▶ Given exercise
Locate the word "even" in the data below, then copy every line that holds it.
-- START OF Records shown --
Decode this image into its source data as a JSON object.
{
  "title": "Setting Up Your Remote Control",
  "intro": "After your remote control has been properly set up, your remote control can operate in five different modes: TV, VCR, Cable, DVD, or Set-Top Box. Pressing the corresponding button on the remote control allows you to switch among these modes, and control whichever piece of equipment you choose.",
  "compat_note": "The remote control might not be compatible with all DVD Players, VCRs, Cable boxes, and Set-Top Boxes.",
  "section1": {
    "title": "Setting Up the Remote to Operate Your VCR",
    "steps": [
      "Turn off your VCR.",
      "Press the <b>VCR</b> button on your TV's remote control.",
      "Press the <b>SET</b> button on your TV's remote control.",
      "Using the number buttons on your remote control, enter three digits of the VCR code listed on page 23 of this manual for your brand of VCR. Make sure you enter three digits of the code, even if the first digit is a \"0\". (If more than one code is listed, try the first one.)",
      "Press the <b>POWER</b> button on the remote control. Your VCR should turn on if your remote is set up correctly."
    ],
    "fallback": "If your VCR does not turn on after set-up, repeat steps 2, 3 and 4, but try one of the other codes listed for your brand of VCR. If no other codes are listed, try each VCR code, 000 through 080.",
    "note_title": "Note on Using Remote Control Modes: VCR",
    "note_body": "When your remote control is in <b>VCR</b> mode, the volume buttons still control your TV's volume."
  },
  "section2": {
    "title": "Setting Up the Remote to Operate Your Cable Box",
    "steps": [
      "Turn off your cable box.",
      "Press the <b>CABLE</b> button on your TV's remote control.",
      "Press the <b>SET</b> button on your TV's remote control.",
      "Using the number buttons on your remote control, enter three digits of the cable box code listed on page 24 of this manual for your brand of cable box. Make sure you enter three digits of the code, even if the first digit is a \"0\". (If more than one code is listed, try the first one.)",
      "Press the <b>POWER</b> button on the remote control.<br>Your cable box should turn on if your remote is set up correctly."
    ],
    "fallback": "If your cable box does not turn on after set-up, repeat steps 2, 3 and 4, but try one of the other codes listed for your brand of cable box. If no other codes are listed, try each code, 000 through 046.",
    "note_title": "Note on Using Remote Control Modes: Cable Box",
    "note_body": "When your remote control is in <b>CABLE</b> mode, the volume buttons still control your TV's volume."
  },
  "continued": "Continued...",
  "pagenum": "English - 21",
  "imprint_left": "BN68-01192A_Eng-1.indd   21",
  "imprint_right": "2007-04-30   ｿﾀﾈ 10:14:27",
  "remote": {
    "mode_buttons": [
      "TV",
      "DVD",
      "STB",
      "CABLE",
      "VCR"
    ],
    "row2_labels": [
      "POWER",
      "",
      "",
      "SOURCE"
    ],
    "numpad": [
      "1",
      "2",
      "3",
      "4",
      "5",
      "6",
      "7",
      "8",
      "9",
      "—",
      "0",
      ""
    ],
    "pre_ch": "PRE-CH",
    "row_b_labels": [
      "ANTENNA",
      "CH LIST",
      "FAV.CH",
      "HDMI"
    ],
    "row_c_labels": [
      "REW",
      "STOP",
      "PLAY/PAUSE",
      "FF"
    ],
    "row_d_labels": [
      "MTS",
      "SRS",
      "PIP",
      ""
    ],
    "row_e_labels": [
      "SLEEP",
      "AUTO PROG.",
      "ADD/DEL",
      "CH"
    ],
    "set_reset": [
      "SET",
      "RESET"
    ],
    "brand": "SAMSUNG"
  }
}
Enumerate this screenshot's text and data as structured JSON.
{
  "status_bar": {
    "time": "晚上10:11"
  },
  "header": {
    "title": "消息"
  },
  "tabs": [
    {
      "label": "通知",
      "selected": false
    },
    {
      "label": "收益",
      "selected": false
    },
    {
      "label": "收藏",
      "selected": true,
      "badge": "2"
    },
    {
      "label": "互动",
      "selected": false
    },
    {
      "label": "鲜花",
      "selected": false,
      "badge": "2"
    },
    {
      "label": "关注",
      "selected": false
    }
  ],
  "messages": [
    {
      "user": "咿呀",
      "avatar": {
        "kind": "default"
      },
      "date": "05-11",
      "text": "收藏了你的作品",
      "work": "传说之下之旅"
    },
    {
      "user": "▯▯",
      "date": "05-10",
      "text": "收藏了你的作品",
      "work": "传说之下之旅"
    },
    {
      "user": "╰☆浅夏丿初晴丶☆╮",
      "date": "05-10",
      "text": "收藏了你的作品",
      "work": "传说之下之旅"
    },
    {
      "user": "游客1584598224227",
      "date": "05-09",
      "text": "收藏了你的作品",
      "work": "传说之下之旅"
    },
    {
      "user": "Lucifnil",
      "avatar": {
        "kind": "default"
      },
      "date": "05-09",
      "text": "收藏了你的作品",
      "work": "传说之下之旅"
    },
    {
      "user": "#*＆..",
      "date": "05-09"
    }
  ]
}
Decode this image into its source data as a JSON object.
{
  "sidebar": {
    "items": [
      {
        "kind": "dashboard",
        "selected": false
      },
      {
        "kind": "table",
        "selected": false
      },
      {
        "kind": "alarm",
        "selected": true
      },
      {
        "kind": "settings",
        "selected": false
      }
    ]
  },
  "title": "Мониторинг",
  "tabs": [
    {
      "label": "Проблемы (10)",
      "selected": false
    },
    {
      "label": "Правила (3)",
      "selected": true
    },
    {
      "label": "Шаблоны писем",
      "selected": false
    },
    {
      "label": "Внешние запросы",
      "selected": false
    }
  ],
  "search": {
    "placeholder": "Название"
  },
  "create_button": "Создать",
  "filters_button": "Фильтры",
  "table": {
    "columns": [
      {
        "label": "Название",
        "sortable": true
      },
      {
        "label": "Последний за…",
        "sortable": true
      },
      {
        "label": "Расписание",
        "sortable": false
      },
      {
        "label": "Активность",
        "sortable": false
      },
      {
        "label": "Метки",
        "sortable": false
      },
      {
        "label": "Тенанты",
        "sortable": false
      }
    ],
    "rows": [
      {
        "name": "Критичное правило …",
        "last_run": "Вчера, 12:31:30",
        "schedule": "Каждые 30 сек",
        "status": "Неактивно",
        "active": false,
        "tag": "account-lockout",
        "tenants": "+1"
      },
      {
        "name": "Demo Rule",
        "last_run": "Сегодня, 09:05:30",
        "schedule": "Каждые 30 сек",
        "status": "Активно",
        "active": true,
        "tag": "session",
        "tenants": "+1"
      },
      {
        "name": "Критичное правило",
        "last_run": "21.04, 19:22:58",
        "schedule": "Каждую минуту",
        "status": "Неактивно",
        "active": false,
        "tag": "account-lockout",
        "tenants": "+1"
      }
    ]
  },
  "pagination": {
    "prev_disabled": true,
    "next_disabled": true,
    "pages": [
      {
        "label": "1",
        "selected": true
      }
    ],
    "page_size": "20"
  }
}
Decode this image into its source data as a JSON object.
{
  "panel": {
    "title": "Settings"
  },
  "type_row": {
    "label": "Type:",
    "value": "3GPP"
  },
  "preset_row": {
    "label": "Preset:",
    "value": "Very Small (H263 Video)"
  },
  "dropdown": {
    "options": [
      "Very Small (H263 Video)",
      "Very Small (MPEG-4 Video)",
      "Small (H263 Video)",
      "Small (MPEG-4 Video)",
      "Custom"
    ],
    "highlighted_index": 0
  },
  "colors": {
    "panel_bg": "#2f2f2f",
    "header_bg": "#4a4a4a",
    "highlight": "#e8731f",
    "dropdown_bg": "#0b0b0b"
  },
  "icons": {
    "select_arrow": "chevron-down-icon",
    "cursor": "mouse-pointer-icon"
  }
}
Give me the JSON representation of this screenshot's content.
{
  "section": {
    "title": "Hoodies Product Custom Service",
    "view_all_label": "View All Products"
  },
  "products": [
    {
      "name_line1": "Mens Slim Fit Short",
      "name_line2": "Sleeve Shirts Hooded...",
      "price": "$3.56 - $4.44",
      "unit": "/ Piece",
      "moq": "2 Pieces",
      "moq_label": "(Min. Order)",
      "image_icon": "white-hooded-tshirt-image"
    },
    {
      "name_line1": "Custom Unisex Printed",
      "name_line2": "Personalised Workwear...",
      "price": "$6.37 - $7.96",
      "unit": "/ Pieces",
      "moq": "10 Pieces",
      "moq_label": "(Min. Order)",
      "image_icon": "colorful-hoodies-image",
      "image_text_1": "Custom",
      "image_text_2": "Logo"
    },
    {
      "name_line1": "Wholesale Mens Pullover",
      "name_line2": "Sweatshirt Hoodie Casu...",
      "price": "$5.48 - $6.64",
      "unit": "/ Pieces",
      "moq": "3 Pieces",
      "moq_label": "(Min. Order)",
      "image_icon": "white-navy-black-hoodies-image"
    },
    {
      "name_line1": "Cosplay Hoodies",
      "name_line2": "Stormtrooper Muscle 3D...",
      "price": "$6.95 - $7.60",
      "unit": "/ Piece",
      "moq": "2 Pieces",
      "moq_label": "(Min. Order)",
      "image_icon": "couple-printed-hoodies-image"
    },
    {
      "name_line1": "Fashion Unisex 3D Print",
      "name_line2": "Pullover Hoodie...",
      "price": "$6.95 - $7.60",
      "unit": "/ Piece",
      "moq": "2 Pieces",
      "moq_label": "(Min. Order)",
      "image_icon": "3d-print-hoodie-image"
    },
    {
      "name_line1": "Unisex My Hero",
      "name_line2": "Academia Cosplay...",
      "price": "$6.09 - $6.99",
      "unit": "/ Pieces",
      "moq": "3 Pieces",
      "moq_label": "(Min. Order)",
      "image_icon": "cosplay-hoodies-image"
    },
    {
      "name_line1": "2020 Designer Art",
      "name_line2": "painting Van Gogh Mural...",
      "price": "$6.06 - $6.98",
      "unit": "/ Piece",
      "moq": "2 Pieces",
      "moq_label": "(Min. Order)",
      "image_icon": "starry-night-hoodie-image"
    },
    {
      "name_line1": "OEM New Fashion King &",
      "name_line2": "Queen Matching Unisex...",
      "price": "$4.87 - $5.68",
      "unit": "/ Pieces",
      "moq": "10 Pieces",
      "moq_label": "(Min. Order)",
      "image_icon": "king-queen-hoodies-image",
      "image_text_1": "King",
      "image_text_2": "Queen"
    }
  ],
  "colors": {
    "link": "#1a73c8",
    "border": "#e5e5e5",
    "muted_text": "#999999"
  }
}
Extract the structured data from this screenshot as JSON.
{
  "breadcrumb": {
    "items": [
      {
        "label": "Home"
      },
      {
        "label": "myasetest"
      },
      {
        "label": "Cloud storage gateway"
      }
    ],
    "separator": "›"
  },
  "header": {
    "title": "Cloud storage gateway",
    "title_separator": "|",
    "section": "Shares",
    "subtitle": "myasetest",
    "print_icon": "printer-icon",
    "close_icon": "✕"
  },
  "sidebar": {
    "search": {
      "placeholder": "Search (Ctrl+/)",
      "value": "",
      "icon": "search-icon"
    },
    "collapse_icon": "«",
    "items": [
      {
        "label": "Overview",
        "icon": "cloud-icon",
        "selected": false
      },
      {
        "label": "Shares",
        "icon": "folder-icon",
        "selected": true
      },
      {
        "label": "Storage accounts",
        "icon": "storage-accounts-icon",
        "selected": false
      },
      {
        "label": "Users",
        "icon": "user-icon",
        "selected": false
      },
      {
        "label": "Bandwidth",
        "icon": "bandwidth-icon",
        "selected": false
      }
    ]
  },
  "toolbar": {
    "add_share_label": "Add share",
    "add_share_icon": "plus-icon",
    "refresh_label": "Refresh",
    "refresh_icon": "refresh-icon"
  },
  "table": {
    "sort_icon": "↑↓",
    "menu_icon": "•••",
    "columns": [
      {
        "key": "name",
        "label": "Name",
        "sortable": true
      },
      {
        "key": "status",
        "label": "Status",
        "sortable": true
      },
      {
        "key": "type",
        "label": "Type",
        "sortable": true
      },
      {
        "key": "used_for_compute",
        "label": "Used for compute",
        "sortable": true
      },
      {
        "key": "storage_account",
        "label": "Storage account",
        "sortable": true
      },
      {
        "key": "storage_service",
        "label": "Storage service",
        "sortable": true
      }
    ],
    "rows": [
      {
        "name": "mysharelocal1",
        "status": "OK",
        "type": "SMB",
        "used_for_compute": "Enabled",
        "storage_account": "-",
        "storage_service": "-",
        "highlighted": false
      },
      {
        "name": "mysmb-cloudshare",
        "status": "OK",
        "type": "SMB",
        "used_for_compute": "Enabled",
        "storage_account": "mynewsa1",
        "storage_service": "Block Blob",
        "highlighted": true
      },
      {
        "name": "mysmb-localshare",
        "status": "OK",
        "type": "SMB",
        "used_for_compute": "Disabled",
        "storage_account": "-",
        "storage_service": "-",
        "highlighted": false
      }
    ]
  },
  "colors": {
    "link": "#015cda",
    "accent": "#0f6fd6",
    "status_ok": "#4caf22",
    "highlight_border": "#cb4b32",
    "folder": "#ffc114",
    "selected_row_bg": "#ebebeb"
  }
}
-- END OF Records shown --
▶ Reply to the task
      "Using the number buttons on your remote control, enter three digits of the VCR code listed on page 23 of this manual for your brand of VCR. Make sure you enter three digits of the code, even if the first digit is a \"0\". (If more than one code is listed, try the first one.)",
      "Using the number buttons on your remote control, enter three digits of the cable box code listed on page 24 of this manual for your brand of cable box. Make sure you enter three digits of the code, even if the first digit is a \"0\". (If more than one code is listed, try the first one.)",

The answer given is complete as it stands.